What is being asked
Take each line that has the word "this" and return it.

** start Data section **

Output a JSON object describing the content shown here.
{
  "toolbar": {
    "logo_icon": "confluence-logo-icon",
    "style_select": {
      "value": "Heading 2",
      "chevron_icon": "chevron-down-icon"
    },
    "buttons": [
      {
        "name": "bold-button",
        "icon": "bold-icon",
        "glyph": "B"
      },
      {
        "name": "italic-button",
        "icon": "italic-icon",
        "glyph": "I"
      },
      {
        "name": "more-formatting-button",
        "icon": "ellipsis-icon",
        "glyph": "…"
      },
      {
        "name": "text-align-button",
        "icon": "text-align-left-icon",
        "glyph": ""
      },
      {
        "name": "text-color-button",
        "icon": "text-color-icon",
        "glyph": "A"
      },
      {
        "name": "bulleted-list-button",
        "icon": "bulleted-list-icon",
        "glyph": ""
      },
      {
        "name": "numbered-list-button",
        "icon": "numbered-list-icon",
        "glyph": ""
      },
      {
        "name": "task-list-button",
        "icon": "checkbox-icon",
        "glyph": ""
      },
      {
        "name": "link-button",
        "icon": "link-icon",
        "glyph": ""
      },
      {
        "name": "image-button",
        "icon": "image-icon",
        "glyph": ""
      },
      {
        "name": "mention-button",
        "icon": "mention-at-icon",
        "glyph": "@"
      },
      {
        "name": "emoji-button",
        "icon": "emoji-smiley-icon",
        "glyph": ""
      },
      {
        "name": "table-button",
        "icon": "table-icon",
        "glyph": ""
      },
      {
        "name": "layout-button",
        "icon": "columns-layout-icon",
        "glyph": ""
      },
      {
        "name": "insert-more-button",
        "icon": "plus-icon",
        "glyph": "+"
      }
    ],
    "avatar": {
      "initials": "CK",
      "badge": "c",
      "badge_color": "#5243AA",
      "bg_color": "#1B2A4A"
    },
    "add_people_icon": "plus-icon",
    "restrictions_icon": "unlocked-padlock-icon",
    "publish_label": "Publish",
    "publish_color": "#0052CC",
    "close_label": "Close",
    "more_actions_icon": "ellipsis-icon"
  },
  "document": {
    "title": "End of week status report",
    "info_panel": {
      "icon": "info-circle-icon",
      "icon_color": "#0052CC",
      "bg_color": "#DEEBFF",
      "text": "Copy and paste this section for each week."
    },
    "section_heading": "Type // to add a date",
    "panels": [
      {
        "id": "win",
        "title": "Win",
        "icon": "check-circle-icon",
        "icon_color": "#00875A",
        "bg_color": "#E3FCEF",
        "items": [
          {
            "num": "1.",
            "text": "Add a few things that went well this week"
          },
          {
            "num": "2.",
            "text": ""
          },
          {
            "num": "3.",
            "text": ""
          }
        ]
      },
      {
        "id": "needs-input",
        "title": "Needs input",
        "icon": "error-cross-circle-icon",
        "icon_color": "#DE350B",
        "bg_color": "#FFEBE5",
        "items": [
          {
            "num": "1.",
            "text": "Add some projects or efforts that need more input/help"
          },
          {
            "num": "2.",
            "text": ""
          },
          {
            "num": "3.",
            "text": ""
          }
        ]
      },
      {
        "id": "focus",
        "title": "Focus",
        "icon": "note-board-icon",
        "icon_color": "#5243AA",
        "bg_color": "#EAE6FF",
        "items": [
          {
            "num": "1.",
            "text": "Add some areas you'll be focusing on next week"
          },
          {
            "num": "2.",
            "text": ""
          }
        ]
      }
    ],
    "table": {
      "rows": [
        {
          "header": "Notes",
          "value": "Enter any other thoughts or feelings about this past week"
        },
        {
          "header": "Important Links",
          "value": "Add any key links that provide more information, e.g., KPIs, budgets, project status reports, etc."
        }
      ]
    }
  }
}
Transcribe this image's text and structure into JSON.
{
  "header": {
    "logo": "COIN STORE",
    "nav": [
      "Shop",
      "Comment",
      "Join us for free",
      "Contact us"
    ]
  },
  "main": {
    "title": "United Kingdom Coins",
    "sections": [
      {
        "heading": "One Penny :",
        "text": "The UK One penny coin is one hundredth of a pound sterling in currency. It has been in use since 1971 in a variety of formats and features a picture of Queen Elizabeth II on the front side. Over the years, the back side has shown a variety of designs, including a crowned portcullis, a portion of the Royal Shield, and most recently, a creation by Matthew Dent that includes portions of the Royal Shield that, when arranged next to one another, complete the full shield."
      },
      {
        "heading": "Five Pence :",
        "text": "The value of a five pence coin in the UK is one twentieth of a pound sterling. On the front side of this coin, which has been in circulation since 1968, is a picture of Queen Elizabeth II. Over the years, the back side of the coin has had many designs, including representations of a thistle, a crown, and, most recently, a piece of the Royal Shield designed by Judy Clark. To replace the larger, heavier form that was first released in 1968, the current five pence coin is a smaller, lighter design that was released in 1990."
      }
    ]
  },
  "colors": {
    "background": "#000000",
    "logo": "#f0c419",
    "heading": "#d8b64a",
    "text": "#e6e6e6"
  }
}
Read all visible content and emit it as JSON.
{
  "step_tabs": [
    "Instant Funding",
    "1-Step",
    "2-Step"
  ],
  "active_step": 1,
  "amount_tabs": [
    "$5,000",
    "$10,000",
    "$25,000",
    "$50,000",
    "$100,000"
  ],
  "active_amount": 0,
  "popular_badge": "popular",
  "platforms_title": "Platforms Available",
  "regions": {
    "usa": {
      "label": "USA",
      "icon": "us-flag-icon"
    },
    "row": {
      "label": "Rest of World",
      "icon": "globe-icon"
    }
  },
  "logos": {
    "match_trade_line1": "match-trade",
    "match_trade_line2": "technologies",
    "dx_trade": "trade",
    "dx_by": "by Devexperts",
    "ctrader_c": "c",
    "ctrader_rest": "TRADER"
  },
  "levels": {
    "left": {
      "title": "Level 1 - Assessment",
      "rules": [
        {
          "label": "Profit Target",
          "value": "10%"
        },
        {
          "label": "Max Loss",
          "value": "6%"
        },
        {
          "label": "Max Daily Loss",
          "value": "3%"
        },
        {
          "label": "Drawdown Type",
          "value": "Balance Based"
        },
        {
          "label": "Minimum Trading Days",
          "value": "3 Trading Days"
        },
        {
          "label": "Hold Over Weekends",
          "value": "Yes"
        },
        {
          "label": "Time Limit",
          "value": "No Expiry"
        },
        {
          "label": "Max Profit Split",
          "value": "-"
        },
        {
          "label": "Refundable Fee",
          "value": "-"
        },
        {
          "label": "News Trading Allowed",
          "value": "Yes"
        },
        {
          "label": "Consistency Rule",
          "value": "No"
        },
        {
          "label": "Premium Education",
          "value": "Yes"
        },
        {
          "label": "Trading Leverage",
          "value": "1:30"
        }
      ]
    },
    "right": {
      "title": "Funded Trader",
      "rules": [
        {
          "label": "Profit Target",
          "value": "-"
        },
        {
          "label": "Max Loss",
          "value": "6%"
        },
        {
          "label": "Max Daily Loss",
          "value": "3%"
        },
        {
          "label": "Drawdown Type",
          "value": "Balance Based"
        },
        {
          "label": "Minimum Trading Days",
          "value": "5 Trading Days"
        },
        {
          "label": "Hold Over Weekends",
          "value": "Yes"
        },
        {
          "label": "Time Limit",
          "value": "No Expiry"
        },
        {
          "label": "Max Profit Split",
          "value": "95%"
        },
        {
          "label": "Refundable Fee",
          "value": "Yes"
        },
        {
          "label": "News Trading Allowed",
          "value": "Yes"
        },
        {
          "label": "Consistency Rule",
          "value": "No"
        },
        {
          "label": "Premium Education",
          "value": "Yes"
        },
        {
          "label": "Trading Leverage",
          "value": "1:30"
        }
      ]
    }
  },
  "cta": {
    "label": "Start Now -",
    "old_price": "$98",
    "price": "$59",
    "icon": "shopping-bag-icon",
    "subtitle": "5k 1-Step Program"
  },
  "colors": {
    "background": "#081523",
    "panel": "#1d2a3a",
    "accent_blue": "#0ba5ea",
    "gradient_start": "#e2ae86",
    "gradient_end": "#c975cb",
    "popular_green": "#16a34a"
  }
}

** end Data section **

Expected answer
      "text": "Copy and paste this section for each week."
            "text": "Add a few things that went well this week"
          "value": "Enter any other thoughts or feelings about this past week"
Transcribe this image's text and structure into JSON.
        "text": "The value of a five pence coin in the UK is one twentieth of a pound sterling. On the front side of this coin, which has been in circulation since 1968, is a picture of Queen Elizabeth II. Over the years, the back side of the coin has had many designs, including representations of a thistle, a crown, and, most recently, a piece of the Royal Shield designed by Judy Clark. To replace the larger, heavier form that was first released in 1968, the current five pence coin is a smaller, lighter design that was released in 1990."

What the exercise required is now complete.